■ Job
Copy out each line exactly as it appears.

■ Input material
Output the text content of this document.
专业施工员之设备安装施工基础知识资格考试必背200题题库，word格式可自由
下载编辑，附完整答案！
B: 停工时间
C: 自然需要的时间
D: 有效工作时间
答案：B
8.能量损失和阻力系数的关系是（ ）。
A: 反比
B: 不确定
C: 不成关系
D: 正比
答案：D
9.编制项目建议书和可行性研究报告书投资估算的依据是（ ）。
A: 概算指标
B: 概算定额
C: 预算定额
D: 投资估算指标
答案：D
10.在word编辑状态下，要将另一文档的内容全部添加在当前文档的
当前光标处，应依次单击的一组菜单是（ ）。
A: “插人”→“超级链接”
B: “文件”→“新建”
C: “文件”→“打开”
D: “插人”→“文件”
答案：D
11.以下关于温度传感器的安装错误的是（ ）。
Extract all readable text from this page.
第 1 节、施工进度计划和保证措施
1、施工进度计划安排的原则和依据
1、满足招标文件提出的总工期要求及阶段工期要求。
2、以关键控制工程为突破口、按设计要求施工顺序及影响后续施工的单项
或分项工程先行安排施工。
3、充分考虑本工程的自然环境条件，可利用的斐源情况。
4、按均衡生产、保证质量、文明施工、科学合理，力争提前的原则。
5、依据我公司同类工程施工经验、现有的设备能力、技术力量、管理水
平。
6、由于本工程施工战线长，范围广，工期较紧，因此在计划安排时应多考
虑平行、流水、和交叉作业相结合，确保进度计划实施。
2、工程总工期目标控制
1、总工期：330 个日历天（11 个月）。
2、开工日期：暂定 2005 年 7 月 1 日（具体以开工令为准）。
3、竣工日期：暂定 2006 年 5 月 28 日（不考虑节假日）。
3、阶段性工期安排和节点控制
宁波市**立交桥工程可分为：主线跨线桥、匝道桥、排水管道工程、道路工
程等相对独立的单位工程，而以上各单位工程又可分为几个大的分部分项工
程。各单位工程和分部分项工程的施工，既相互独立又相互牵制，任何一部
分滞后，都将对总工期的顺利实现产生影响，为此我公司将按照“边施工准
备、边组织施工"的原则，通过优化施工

■ Task output
Output the text content of this document.
专业施工员之设备安装施工基础知识资格考试必背200题题库，word格式可自由
下载编辑，附完整答案！
B: 停工时间
C: 自然需要的时间
D: 有效工作时间
答案：B
8.能量损失和阻力系数的关系是（ ）。
A: 反比
B: 不确定
C: 不成关系
D: 正比
答案：D
9.编制项目建议书和可行性研究报告书投资估算的依据是（ ）。
A: 概算指标
B: 概算定额
C: 预算定额
D: 投资估算指标
答案：D
10.在word编辑状态下，要将另一文档的内容全部添加在当前文档的
当前光标处，应依次单击的一组菜单是（ ）。
A: “插人”→“超级链接”
B: “文件”→“新建”
C: “文件”→“打开”
D: “插人”→“文件”
答案：D
11.以下关于温度传感器的安装错误的是（ ）。
Extract all readable text from this page.
第 1 节、施工进度计划和保证措施
1、施工进度计划安排的原则和依据
1、满足招标文件提出的总工期要求及阶段工期要求。
2、以关键控制工程为突破口、按设计要求施工顺序及影响后续施工的单项
或分项工程先行安排施工。
3、充分考虑本工程的自然环境条件，可利用的斐源情况。
4、按均衡生产、保证质量、文明施工、科学合理，力争提前的原则。
5、依据我公司同类工程施工经验、现有的设备能力、技术力量、管理水
平。
6、由于本工程施工战线长，范围广，工期较紧，因此在计划安排时应多考
虑平行、流水、和交叉作业相结合，确保进度计划实施。
2、工程总工期目标控制
1、总工期：330 个日历天（11 个月）。
2、开工日期：暂定 2005 年 7 月 1 日（具体以开工令为准）。
3、竣工日期：暂定 2006 年 5 月 28 日（不考虑节假日）。
3、阶段性工期安排和节点控制
宁波市**立交桥工程可分为：主线跨线桥、匝道桥、排水管道工程、道路工
程等相对独立的单位工程，而以上各单位工程又可分为几个大的分部分项工
程。各单位工程和分部分项工程的施工，既相互独立又相互牵制，任何一部
分滞后，都将对总工期的顺利实现产生影响，为此我公司将按照“边施工准
备、边组织施工"的原则，通过优化施工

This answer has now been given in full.